# START OF Extracted records
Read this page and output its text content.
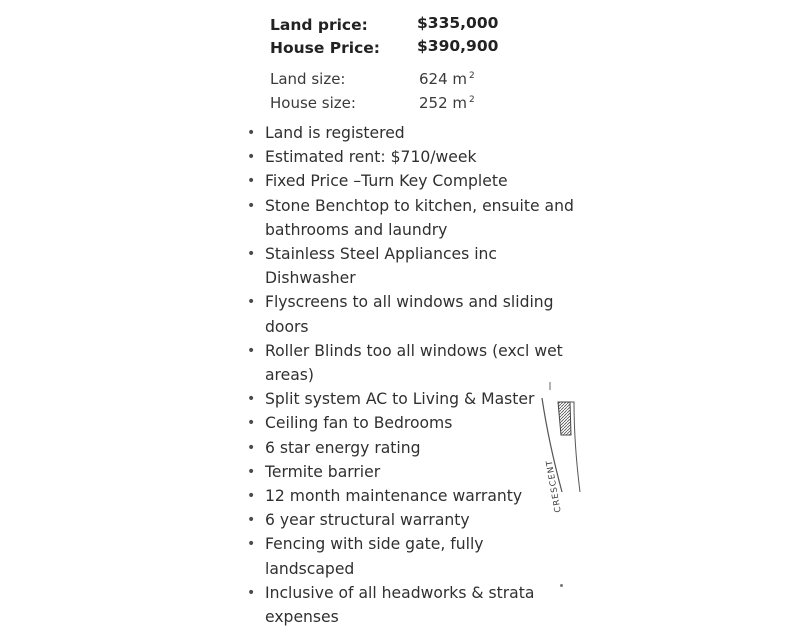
Land price:	$335,000
House Price: $390,900
Land size:	624 m $^2$
House size:	252 m $^2$
• Land is registered
• Estimated rent: $710/week
• Fixed Price –Turn Key Complete
• Stone Benchtop to kitchen, ensuite and bathrooms and laundry
• Stainless Steel Appliances inc Dishwasher
• Flyscreens to all windows and sliding doors
• Roller Blinds too all windows (excl wet areas)
• Split system AC to Living & Master
• Ceiling fan to Bedrooms
• 6 star energy rating
• Termite barrier
• 12 month maintenance warranty
• 6 year structural warranty
• Fencing with side gate, fully landscaped
• Inclusive of all headworks & strata expenses
CRESCENT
# END OF Extracted records
— Problem to work on —
Print every record above exactly as written, leaving out the pictures.

— Answer for the task —
Read this page and output its text content.
Land price:	$335,000
House Price: $390,900
Land size:	624 m $^2$
House size:	252 m $^2$
• Land is registered
• Estimated rent: $710/week
• Fixed Price –Turn Key Complete
• Stone Benchtop to kitchen, ensuite and bathrooms and laundry
• Stainless Steel Appliances inc Dishwasher
• Flyscreens to all windows and sliding doors
• Roller Blinds too all windows (excl wet areas)
• Split system AC to Living & Master
• Ceiling fan to Bedrooms
• 6 star energy rating
• Termite barrier
• 12 month maintenance warranty
• 6 year structural warranty
• Fencing with side gate, fully landscaped
• Inclusive of all headworks & strata expenses
CRESCENT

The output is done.